IV – Secretário de Planejamento, Orçamento e Recursos Humanos ou chefe de órgão equivalente que incorpore esta atribuição;

V – Secretário de Saúde ou chefe de órgão equivalente que incorpore esta atribuição;

§ 1º Cada membro titular deve indicar seu substituto para suas ausências e impedimentos.

§ 2º Na primeira reunião do CGOV será definido seu coordenador. § 3º O CGov deve deliberar em reunião, mediante convocação de seu coordenador.

§ 4º A critério do CGov, representantes de outros órgãos e entidades do Poder e de outras entidades, podem ser convocados a participar das reuniões de trabalho do Conselho, sem direito a voto. Art. 10. Compete ao CGov:

I - Propor medidas, mecanismos e práticas organizacionais para o atendimento aos princípios e às diretrizes de governança pública, risco e compliance estabelecidos;

II - Aprovar manuais e guias com medidas, mecanismos e práticas organizacionais que contribuam para a implementação dos princípios e das diretrizes de governança pública, risco e compliance estabelecidos;

III - Aprovar recomendações aos colegiados temáticos para garantir a coerência e aprimorar a coordenação de programas e da Política de Governança Pública, Risco e Compliance ;

IV - Incentivar e monitorar a aplicação das melhores práticas de governança pública, risco e compliance no âmbito do Poder;

V - Expedir resoluções necessárias ao exercício de suas competências;

VI - Publicar suas atas e relatórios em sítio eletrônico do Poder; e

VII - Contribuir para a formulação de diretrizes para ações, no âmbito dos órgãos e das entidades do Poder, sobre:

a) Transparência, governo aberto e acesso à informação pública;

b) Integridade e responsabilidade corporativa;

c) Prevenção e enfrentamento da corrupção;

d) Estímulo ao controle social no acompanhamento da aplicação de recursos públicos; e

e) Orientação e comunicação quanto aos temas relacionados às suas atividades.

**Lista de tarefas**.
1 - Extraia do trecho sobre o CGov, sem mudar nada, a parte que começa nas palavras que contêm "VI - Publicar" e termina em "às suas atividades.".
2 - Responda com base no trecho sobre o CGov:
(a) Em que reunião é definido o coordenador do CGov?
(b) Os representantes de outros órgãos chamados às reuniões de trabalho têm direito a voto?
(c) Onde o CGov deve publicar suas atas e relatórios?
3 - Prossiga com o trecho sobre o CGov a partir do ponto em que ele para.
O material vem de uma fonte diferente.

(Entradas tiradas de uma coleção)
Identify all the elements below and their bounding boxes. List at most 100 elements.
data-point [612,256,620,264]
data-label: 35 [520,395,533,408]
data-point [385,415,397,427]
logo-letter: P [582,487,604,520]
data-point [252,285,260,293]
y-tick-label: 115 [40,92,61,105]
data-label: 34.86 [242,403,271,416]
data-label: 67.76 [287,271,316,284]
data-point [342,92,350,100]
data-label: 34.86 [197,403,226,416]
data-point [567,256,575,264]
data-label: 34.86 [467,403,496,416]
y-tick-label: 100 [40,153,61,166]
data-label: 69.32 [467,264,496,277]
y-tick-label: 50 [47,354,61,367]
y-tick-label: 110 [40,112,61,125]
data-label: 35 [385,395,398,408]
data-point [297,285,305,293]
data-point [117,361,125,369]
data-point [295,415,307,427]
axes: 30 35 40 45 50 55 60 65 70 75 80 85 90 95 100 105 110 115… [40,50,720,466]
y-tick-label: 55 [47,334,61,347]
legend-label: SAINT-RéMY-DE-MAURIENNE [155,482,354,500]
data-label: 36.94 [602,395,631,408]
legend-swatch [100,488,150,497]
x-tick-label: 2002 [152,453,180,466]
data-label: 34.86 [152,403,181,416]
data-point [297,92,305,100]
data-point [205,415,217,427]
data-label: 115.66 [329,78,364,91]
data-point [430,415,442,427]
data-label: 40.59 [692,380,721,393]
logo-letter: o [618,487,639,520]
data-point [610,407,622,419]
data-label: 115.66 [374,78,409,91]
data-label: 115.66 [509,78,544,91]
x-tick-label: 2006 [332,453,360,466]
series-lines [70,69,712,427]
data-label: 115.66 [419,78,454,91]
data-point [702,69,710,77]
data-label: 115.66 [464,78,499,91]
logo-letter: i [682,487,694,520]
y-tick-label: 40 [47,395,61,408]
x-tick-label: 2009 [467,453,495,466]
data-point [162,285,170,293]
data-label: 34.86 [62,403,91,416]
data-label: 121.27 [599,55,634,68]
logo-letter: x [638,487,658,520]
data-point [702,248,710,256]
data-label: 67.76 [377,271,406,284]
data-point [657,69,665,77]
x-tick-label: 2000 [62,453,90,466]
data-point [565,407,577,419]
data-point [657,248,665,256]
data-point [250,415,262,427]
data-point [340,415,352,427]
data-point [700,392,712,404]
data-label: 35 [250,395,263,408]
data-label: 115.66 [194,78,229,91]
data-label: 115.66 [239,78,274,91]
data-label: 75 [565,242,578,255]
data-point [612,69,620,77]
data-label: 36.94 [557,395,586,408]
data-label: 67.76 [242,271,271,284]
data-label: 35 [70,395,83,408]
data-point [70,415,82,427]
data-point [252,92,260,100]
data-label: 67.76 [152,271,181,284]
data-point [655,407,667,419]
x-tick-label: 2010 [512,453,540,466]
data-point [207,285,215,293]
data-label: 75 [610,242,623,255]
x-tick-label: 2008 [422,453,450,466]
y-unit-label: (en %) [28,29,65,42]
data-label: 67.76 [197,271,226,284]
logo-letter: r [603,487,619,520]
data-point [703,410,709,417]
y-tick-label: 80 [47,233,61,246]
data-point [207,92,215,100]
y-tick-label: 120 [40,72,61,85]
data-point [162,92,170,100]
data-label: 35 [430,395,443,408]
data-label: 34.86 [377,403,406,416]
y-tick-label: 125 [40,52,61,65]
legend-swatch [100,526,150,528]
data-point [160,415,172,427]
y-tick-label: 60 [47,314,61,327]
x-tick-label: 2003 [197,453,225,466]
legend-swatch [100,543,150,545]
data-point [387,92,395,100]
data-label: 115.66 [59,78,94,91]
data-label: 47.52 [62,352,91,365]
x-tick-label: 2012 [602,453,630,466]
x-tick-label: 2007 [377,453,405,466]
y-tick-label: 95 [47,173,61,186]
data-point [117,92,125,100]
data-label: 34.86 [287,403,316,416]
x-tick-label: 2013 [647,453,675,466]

**Respostas dos exercícios**.
1 -
VI - Publicar suas atas e relatórios em sítio eletrônico do Poder; e

VII - Contribuir para a formulação de diretrizes para ações, no âmbito dos órgãos e das entidades do Poder, sobre:

a) Transparência, governo aberto e acesso à informação pública;

b) Integridade e responsabilidade corporativa;

c) Prevenção e enfrentamento da corrupção;

d) Estímulo ao controle social no acompanhamento da aplicação de recursos públicos; e

e) Orientação e comunicação quanto aos temas relacionados às suas atividades.

2 -
(a) Na primeira reunião do CGov.
(b) Não, eles participam sem direito a voto.
(c) Em sítio eletrônico do Poder.

3 -
VIII - Apresentar medidas para aperfeiçoamento e integração de ações com vistas a potencializar a efetividade de políticas e estratégias priorizadas;

IX - Sugerir medidas e procedimentos destinados a valorizar a articulação intragovernamental na execução, monitoramento e avaliação de ações conjuntas, intercâmbio de experiências, transferência de tecnologia e capacitação quanto às políticas e às estratégias estabelecidas;

X - Monitorar os projetos prioritários do Poder;

XI - constituir, se necessário, colegiado temático para implementar, promover, executar e avaliar políticas ou programas de governança relativos a temas específicos; e

XII - Acompanhar o cumprimento da Política de Governança Pública, Risco e Compliance estabelecida.

Art. 11. O CGov pode constituir grupos de trabalho específicos para subsidiá-lo no cumprimento de suas competências.

§ 1º Representantes de órgãos e entidades públicas e privadas podem ser convidados a participar dos grupos de trabalho constituídos pelo CGov.

§ 2º O CGov deve definir no ato de criação do grupo de trabalho, seus objetivos específicos, sua composição e o prazo para conclusão de seus trabalhos.

§ 3º O CGov será instalado a partir do ato de nomeação dos seus membros.

Art. 12. Compete ao Gabinete do dirigente máximo do poder prestar o apoio técnico e administrativo ao CGov, devendo:

I - Receber, instruir e encaminhar aos membros do CGov as propostas destinadas ao Conselho;

II - Encaminhar a pauta, a documentação, os materiais de discussão e os registros das reuniões aos membros do CGov;

III - Comunicar aos membros do CGov data, hora e local das reuniões ordinárias e extraordinárias, que podem ser presenciais ou realizadas por meio eletrônico;

IV - Disponibilizar as atas e as resoluções do CGov em sítio eletrônico;

V - Apoiar o CGov no monitoramento das políticas públicas e metas prioritárias estabelecidas pelo dirigente máximo do Poder; e

VI - Estabelecer rotinas de fornecimento regular de informações sobre o desempenho de órgãos e entidades do Poder em relação às prioridades definidas pelo CGov e promover a análise dessas informações com vistas a:

a) Identificar necessidade de ajustes, quando os resultados previstos não forem atingidos; e

b) Propor ao CGov a realização de reuniões de acompanhamento dos problemas não solucionados.

Seção III

Dos Comitês Internos de Governança Pública

Art. 13. Os órgãos e as entidades do Poder, por ato do dirigente máximo, podem instituir Comitê Interno de Governança Pública - CIG.